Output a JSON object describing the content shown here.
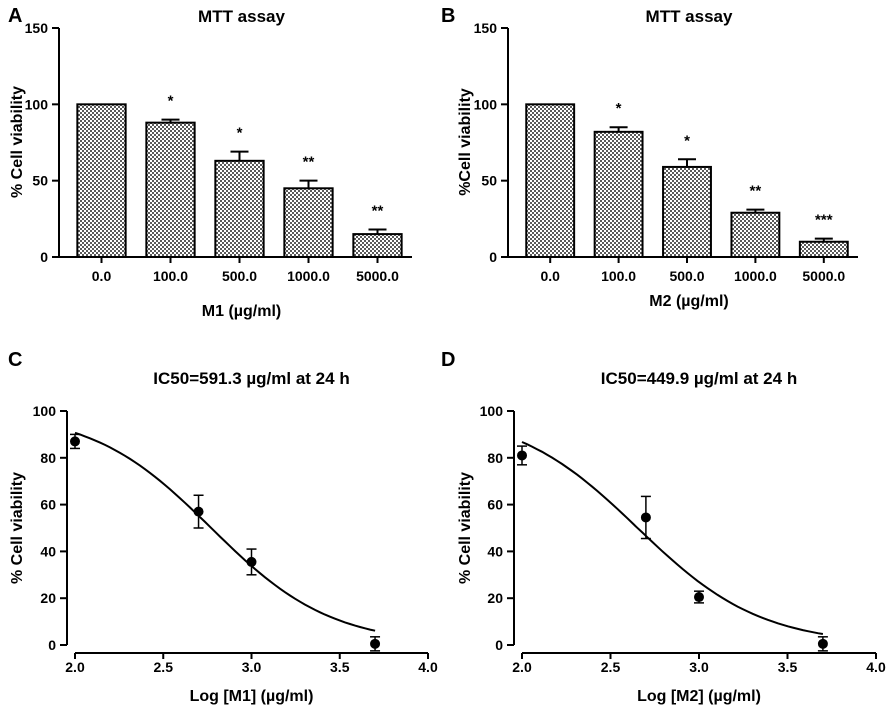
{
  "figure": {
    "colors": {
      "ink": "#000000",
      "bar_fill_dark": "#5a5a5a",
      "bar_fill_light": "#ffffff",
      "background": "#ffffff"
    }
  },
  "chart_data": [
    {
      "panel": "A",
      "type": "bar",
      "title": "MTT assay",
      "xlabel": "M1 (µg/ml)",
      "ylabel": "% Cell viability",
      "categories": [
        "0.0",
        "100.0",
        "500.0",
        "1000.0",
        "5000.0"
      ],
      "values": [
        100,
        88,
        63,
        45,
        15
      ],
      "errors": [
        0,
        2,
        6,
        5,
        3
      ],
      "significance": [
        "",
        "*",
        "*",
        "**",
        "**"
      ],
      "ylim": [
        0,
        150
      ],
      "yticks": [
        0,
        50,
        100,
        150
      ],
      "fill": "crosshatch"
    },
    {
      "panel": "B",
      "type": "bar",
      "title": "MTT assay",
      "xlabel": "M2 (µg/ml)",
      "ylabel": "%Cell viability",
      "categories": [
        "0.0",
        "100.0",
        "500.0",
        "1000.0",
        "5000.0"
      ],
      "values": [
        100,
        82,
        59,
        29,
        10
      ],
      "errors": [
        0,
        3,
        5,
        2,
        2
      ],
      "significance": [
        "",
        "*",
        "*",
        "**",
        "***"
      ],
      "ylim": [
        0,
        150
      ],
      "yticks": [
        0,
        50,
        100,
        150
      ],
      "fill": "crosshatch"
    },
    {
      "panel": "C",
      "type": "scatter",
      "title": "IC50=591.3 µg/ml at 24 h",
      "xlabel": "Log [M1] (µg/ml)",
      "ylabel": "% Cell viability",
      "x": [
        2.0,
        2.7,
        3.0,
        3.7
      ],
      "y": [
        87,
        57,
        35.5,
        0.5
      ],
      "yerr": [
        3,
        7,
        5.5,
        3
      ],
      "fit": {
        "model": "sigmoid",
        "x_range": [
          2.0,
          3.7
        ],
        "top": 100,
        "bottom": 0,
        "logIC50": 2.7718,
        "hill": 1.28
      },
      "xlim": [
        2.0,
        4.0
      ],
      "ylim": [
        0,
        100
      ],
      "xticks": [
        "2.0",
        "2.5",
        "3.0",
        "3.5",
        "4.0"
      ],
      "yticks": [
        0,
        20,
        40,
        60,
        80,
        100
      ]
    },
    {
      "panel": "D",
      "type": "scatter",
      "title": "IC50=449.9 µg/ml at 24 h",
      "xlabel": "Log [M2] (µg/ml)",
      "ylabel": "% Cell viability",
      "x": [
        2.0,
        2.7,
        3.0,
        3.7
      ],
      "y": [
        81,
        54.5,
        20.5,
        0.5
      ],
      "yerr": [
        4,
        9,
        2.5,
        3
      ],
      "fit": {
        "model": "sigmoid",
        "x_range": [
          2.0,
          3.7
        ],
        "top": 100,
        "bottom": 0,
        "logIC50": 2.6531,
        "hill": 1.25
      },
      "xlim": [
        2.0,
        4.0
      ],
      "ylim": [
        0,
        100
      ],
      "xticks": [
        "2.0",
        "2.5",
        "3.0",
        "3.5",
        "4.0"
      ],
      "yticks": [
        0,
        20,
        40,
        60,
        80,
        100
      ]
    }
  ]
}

# # # # #

-- WORK INSTRUCTION --
Return the whole listing exactly, minus its pictures.

-- YOUR SOLUTION --
Output a JSON object describing the content shown here.
{
  "figure": {
    "colors": {
      "ink": "#000000",
      "bar_fill_dark": "#5a5a5a",
      "bar_fill_light": "#ffffff",
      "background": "#ffffff"
    }
  },
  "chart_data": [
    {
      "panel": "A",
      "type": "bar",
      "title": "MTT assay",
      "xlabel": "M1 (µg/ml)",
      "ylabel": "% Cell viability",
      "categories": [
        "0.0",
        "100.0",
        "500.0",
        "1000.0",
        "5000.0"
      ],
      "values": [
        100,
        88,
        63,
        45,
        15
      ],
      "errors": [
        0,
        2,
        6,
        5,
        3
      ],
      "significance": [
        "",
        "*",
        "*",
        "**",
        "**"
      ],
      "ylim": [
        0,
        150
      ],
      "yticks": [
        0,
        50,
        100,
        150
      ],
      "fill": "crosshatch"
    },
    {
      "panel": "B",
      "type": "bar",
      "title": "MTT assay",
      "xlabel": "M2 (µg/ml)",
      "ylabel": "%Cell viability",
      "categories": [
        "0.0",
        "100.0",
        "500.0",
        "1000.0",
        "5000.0"
      ],
      "values": [
        100,
        82,
        59,
        29,
        10
      ],
      "errors": [
        0,
        3,
        5,
        2,
        2
      ],
      "significance": [
        "",
        "*",
        "*",
        "**",
        "***"
      ],
      "ylim": [
        0,
        150
      ],
      "yticks": [
        0,
        50,
        100,
        150
      ],
      "fill": "crosshatch"
    },
    {
      "panel": "C",
      "type": "scatter",
      "title": "IC50=591.3 µg/ml at 24 h",
      "xlabel": "Log [M1] (µg/ml)",
      "ylabel": "% Cell viability",
      "x": [
        2.0,
        2.7,
        3.0,
        3.7
      ],
      "y": [
        87,
        57,
        35.5,
        0.5
      ],
      "yerr": [
        3,
        7,
        5.5,
        3
      ],
      "fit": {
        "model": "sigmoid",
        "x_range": [
          2.0,
          3.7
        ],
        "top": 100,
        "bottom": 0,
        "logIC50": 2.7718,
        "hill": 1.28
      },
      "xlim": [
        2.0,
        4.0
      ],
      "ylim": [
        0,
        100
      ],
      "xticks": [
        "2.0",
        "2.5",
        "3.0",
        "3.5",
        "4.0"
      ],
      "yticks": [
        0,
        20,
        40,
        60,
        80,
        100
      ]
    },
    {
      "panel": "D",
      "type": "scatter",
      "title": "IC50=449.9 µg/ml at 24 h",
      "xlabel": "Log [M2] (µg/ml)",
      "ylabel": "% Cell viability",
      "x": [
        2.0,
        2.7,
        3.0,
        3.7
      ],
      "y": [
        81,
        54.5,
        20.5,
        0.5
      ],
      "yerr": [
        4,
        9,
        2.5,
        3
      ],
      "fit": {
        "model": "sigmoid",
        "x_range": [
          2.0,
          3.7
        ],
        "top": 100,
        "bottom": 0,
        "logIC50": 2.6531,
        "hill": 1.25
      },
      "xlim": [
        2.0,
        4.0
      ],
      "ylim": [
        0,
        100
      ],
      "xticks": [
        "2.0",
        "2.5",
        "3.0",
        "3.5",
        "4.0"
      ],
      "yticks": [
        0,
        20,
        40,
        60,
        80,
        100
      ]
    }
  ]
}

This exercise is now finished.